## Task details
Repeat the records below exactly, leaving out every picture.

--------------------

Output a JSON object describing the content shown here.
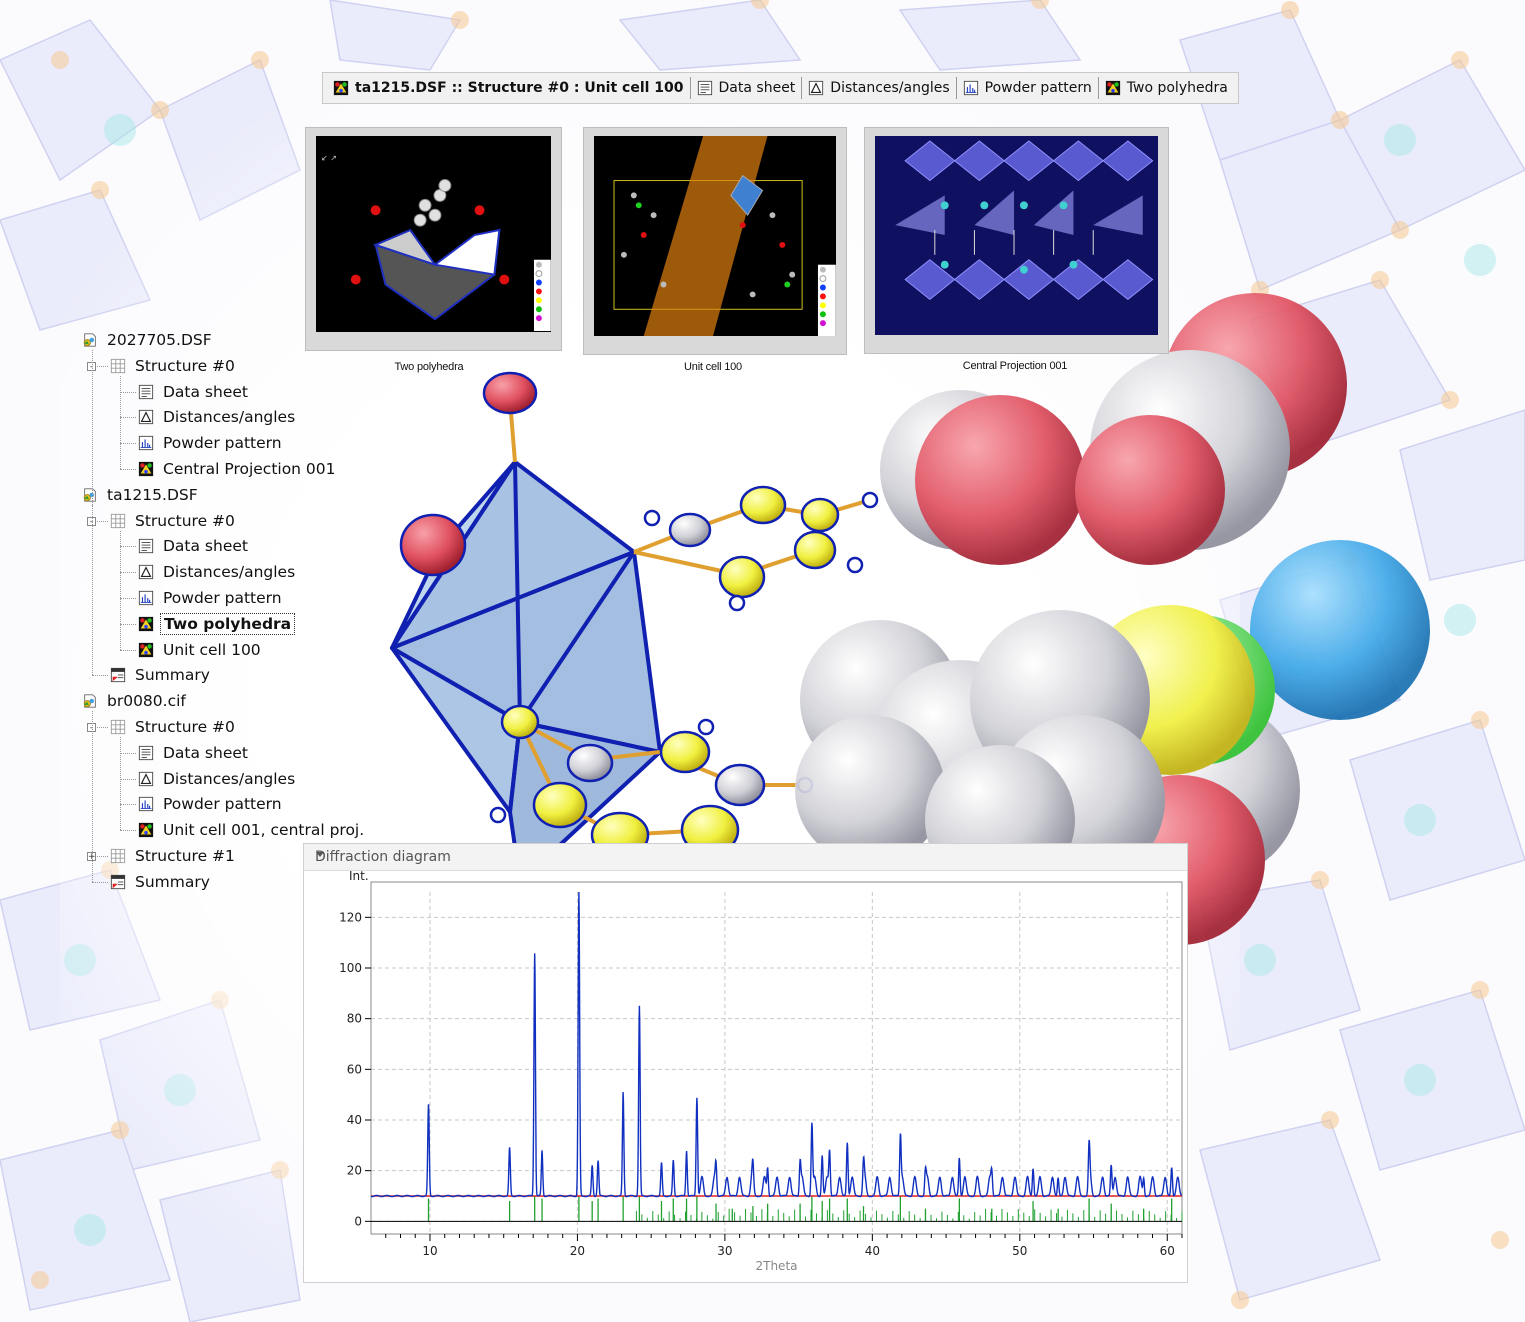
{
  "tabs": [
    {
      "label": "ta1215.DSF :: Structure #0 : Unit cell 100",
      "icon": "crystal-structure-icon",
      "active": true
    },
    {
      "label": "Data sheet",
      "icon": "data-sheet-icon",
      "active": false
    },
    {
      "label": "Distances/angles",
      "icon": "triangle-icon",
      "active": false
    },
    {
      "label": "Powder pattern",
      "icon": "powder-pattern-icon",
      "active": false
    },
    {
      "label": "Two polyhedra",
      "icon": "crystal-structure-icon",
      "active": false
    }
  ],
  "thumbnails": [
    {
      "caption": "Two polyhedra",
      "legend": [
        "C",
        "H",
        "N",
        "O",
        "S",
        "Mo",
        "I"
      ]
    },
    {
      "caption": "Unit cell 100",
      "legend": [
        "C",
        "H",
        "N",
        "O",
        "S",
        "Mo",
        "I"
      ]
    },
    {
      "caption": "Central Projection 001"
    }
  ],
  "tree": [
    {
      "label": "2027705.DSF",
      "icon": "file-icon",
      "level": 0
    },
    {
      "label": "Structure #0",
      "icon": "grid-icon",
      "level": 1,
      "expander": "-"
    },
    {
      "label": "Data sheet",
      "icon": "data-sheet-icon",
      "level": 2
    },
    {
      "label": "Distances/angles",
      "icon": "triangle-icon",
      "level": 2
    },
    {
      "label": "Powder pattern",
      "icon": "powder-pattern-icon",
      "level": 2
    },
    {
      "label": "Central Projection 001",
      "icon": "crystal-structure-icon",
      "level": 2
    },
    {
      "label": "ta1215.DSF",
      "icon": "file-icon",
      "level": 0
    },
    {
      "label": "Structure #0",
      "icon": "grid-icon",
      "level": 1,
      "expander": "-"
    },
    {
      "label": "Data sheet",
      "icon": "data-sheet-icon",
      "level": 2
    },
    {
      "label": "Distances/angles",
      "icon": "triangle-icon",
      "level": 2
    },
    {
      "label": "Powder pattern",
      "icon": "powder-pattern-icon",
      "level": 2
    },
    {
      "label": "Two polyhedra",
      "icon": "crystal-structure-icon",
      "level": 2,
      "selected": true
    },
    {
      "label": "Unit cell 100",
      "icon": "crystal-structure-icon",
      "level": 2
    },
    {
      "label": "Summary",
      "icon": "summary-icon",
      "level": 1
    },
    {
      "label": "br0080.cif",
      "icon": "file-icon",
      "level": 0
    },
    {
      "label": "Structure #0",
      "icon": "grid-icon",
      "level": 1,
      "expander": "-"
    },
    {
      "label": "Data sheet",
      "icon": "data-sheet-icon",
      "level": 2
    },
    {
      "label": "Distances/angles",
      "icon": "triangle-icon",
      "level": 2
    },
    {
      "label": "Powder pattern",
      "icon": "powder-pattern-icon",
      "level": 2
    },
    {
      "label": "Unit cell 001, central proj.",
      "icon": "crystal-structure-icon",
      "level": 2
    },
    {
      "label": "Structure #1",
      "icon": "grid-icon",
      "level": 1,
      "expander": "+"
    },
    {
      "label": "Summary",
      "icon": "summary-icon",
      "level": 1
    }
  ],
  "diffraction": {
    "title": "Diffraction diagram",
    "dropdown_icon": "chevron-down-icon"
  },
  "chart_data": {
    "type": "line",
    "title": "",
    "xlabel": "2Theta",
    "ylabel": "Int.",
    "xlim": [
      6,
      61
    ],
    "ylim": [
      -5,
      130
    ],
    "xticks": [
      10,
      20,
      30,
      40,
      50,
      60
    ],
    "yticks": [
      0,
      20,
      40,
      60,
      80,
      100,
      120
    ],
    "grid": true,
    "series": [
      {
        "name": "",
        "color": "#1030c0",
        "baseline": 10,
        "peaks": [
          [
            9.9,
            46
          ],
          [
            15.4,
            29
          ],
          [
            17.1,
            106
          ],
          [
            17.6,
            28
          ],
          [
            20.1,
            130
          ],
          [
            21.0,
            22
          ],
          [
            21.4,
            24
          ],
          [
            23.1,
            51
          ],
          [
            24.2,
            85
          ],
          [
            25.7,
            23
          ],
          [
            26.5,
            24
          ],
          [
            27.4,
            28
          ],
          [
            28.1,
            49
          ],
          [
            29.4,
            20
          ],
          [
            31.9,
            18
          ],
          [
            32.9,
            21
          ],
          [
            35.1,
            22
          ],
          [
            35.9,
            38
          ],
          [
            36.6,
            26
          ],
          [
            37.1,
            27
          ],
          [
            38.3,
            31
          ],
          [
            39.4,
            20
          ],
          [
            41.9,
            32
          ],
          [
            43.6,
            18
          ],
          [
            45.9,
            25
          ],
          [
            48.1,
            18
          ],
          [
            50.9,
            21
          ],
          [
            52.6,
            17
          ],
          [
            54.7,
            26
          ],
          [
            56.2,
            22
          ],
          [
            58.4,
            17
          ],
          [
            60.3,
            21
          ]
        ]
      },
      {
        "name": "",
        "color": "#e02020",
        "baseline": 10
      },
      {
        "name": "",
        "color": "#20a030",
        "baseline": 0,
        "sticks": [
          [
            9.9,
            9
          ],
          [
            15.4,
            8
          ],
          [
            17.1,
            10
          ],
          [
            17.6,
            9
          ],
          [
            20.1,
            10
          ],
          [
            21.0,
            8
          ],
          [
            21.4,
            9
          ],
          [
            23.1,
            10
          ],
          [
            24.2,
            10
          ],
          [
            25.7,
            8
          ],
          [
            26.5,
            9
          ],
          [
            27.4,
            9
          ],
          [
            28.1,
            10
          ],
          [
            29.4,
            7
          ],
          [
            30.5,
            5
          ],
          [
            31.9,
            6
          ],
          [
            32.9,
            7
          ],
          [
            35.1,
            7
          ],
          [
            35.9,
            10
          ],
          [
            36.6,
            8
          ],
          [
            37.1,
            9
          ],
          [
            38.3,
            9
          ],
          [
            39.4,
            6
          ],
          [
            41.9,
            10
          ],
          [
            43.6,
            5
          ],
          [
            45.9,
            9
          ],
          [
            48.1,
            5
          ],
          [
            50.9,
            8
          ],
          [
            52.6,
            5
          ],
          [
            54.7,
            9
          ],
          [
            56.2,
            7
          ],
          [
            58.4,
            5
          ],
          [
            60.3,
            9
          ]
        ]
      }
    ]
  }
}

--------------------

## Task response
Output a JSON object describing the content shown here.
{
  "tabs": [
    {
      "label": "ta1215.DSF :: Structure #0 : Unit cell 100",
      "icon": "crystal-structure-icon",
      "active": true
    },
    {
      "label": "Data sheet",
      "icon": "data-sheet-icon",
      "active": false
    },
    {
      "label": "Distances/angles",
      "icon": "triangle-icon",
      "active": false
    },
    {
      "label": "Powder pattern",
      "icon": "powder-pattern-icon",
      "active": false
    },
    {
      "label": "Two polyhedra",
      "icon": "crystal-structure-icon",
      "active": false
    }
  ],
  "thumbnails": [
    {
      "caption": "Two polyhedra",
      "legend": [
        "C",
        "H",
        "N",
        "O",
        "S",
        "Mo",
        "I"
      ]
    },
    {
      "caption": "Unit cell 100",
      "legend": [
        "C",
        "H",
        "N",
        "O",
        "S",
        "Mo",
        "I"
      ]
    },
    {
      "caption": "Central Projection 001"
    }
  ],
  "tree": [
    {
      "label": "2027705.DSF",
      "icon": "file-icon",
      "level": 0
    },
    {
      "label": "Structure #0",
      "icon": "grid-icon",
      "level": 1,
      "expander": "-"
    },
    {
      "label": "Data sheet",
      "icon": "data-sheet-icon",
      "level": 2
    },
    {
      "label": "Distances/angles",
      "icon": "triangle-icon",
      "level": 2
    },
    {
      "label": "Powder pattern",
      "icon": "powder-pattern-icon",
      "level": 2
    },
    {
      "label": "Central Projection 001",
      "icon": "crystal-structure-icon",
      "level": 2
    },
    {
      "label": "ta1215.DSF",
      "icon": "file-icon",
      "level": 0
    },
    {
      "label": "Structure #0",
      "icon": "grid-icon",
      "level": 1,
      "expander": "-"
    },
    {
      "label": "Data sheet",
      "icon": "data-sheet-icon",
      "level": 2
    },
    {
      "label": "Distances/angles",
      "icon": "triangle-icon",
      "level": 2
    },
    {
      "label": "Powder pattern",
      "icon": "powder-pattern-icon",
      "level": 2
    },
    {
      "label": "Two polyhedra",
      "icon": "crystal-structure-icon",
      "level": 2,
      "selected": true
    },
    {
      "label": "Unit cell 100",
      "icon": "crystal-structure-icon",
      "level": 2
    },
    {
      "label": "Summary",
      "icon": "summary-icon",
      "level": 1
    },
    {
      "label": "br0080.cif",
      "icon": "file-icon",
      "level": 0
    },
    {
      "label": "Structure #0",
      "icon": "grid-icon",
      "level": 1,
      "expander": "-"
    },
    {
      "label": "Data sheet",
      "icon": "data-sheet-icon",
      "level": 2
    },
    {
      "label": "Distances/angles",
      "icon": "triangle-icon",
      "level": 2
    },
    {
      "label": "Powder pattern",
      "icon": "powder-pattern-icon",
      "level": 2
    },
    {
      "label": "Unit cell 001, central proj.",
      "icon": "crystal-structure-icon",
      "level": 2
    },
    {
      "label": "Structure #1",
      "icon": "grid-icon",
      "level": 1,
      "expander": "+"
    },
    {
      "label": "Summary",
      "icon": "summary-icon",
      "level": 1
    }
  ],
  "diffraction": {
    "title": "Diffraction diagram",
    "dropdown_icon": "chevron-down-icon"
  },
  "chart_data": {
    "type": "line",
    "title": "",
    "xlabel": "2Theta",
    "ylabel": "Int.",
    "xlim": [
      6,
      61
    ],
    "ylim": [
      -5,
      130
    ],
    "xticks": [
      10,
      20,
      30,
      40,
      50,
      60
    ],
    "yticks": [
      0,
      20,
      40,
      60,
      80,
      100,
      120
    ],
    "grid": true,
    "series": [
      {
        "name": "",
        "color": "#1030c0",
        "baseline": 10,
        "peaks": [
          [
            9.9,
            46
          ],
          [
            15.4,
            29
          ],
          [
            17.1,
            106
          ],
          [
            17.6,
            28
          ],
          [
            20.1,
            130
          ],
          [
            21.0,
            22
          ],
          [
            21.4,
            24
          ],
          [
            23.1,
            51
          ],
          [
            24.2,
            85
          ],
          [
            25.7,
            23
          ],
          [
            26.5,
            24
          ],
          [
            27.4,
            28
          ],
          [
            28.1,
            49
          ],
          [
            29.4,
            20
          ],
          [
            31.9,
            18
          ],
          [
            32.9,
            21
          ],
          [
            35.1,
            22
          ],
          [
            35.9,
            38
          ],
          [
            36.6,
            26
          ],
          [
            37.1,
            27
          ],
          [
            38.3,
            31
          ],
          [
            39.4,
            20
          ],
          [
            41.9,
            32
          ],
          [
            43.6,
            18
          ],
          [
            45.9,
            25
          ],
          [
            48.1,
            18
          ],
          [
            50.9,
            21
          ],
          [
            52.6,
            17
          ],
          [
            54.7,
            26
          ],
          [
            56.2,
            22
          ],
          [
            58.4,
            17
          ],
          [
            60.3,
            21
          ]
        ]
      },
      {
        "name": "",
        "color": "#e02020",
        "baseline": 10
      },
      {
        "name": "",
        "color": "#20a030",
        "baseline": 0,
        "sticks": [
          [
            9.9,
            9
          ],
          [
            15.4,
            8
          ],
          [
            17.1,
            10
          ],
          [
            17.6,
            9
          ],
          [
            20.1,
            10
          ],
          [
            21.0,
            8
          ],
          [
            21.4,
            9
          ],
          [
            23.1,
            10
          ],
          [
            24.2,
            10
          ],
          [
            25.7,
            8
          ],
          [
            26.5,
            9
          ],
          [
            27.4,
            9
          ],
          [
            28.1,
            10
          ],
          [
            29.4,
            7
          ],
          [
            30.5,
            5
          ],
          [
            31.9,
            6
          ],
          [
            32.9,
            7
          ],
          [
            35.1,
            7
          ],
          [
            35.9,
            10
          ],
          [
            36.6,
            8
          ],
          [
            37.1,
            9
          ],
          [
            38.3,
            9
          ],
          [
            39.4,
            6
          ],
          [
            41.9,
            10
          ],
          [
            43.6,
            5
          ],
          [
            45.9,
            9
          ],
          [
            48.1,
            5
          ],
          [
            50.9,
            8
          ],
          [
            52.6,
            5
          ],
          [
            54.7,
            9
          ],
          [
            56.2,
            7
          ],
          [
            58.4,
            5
          ],
          [
            60.3,
            9
          ]
        ]
      }
    ]
  }
}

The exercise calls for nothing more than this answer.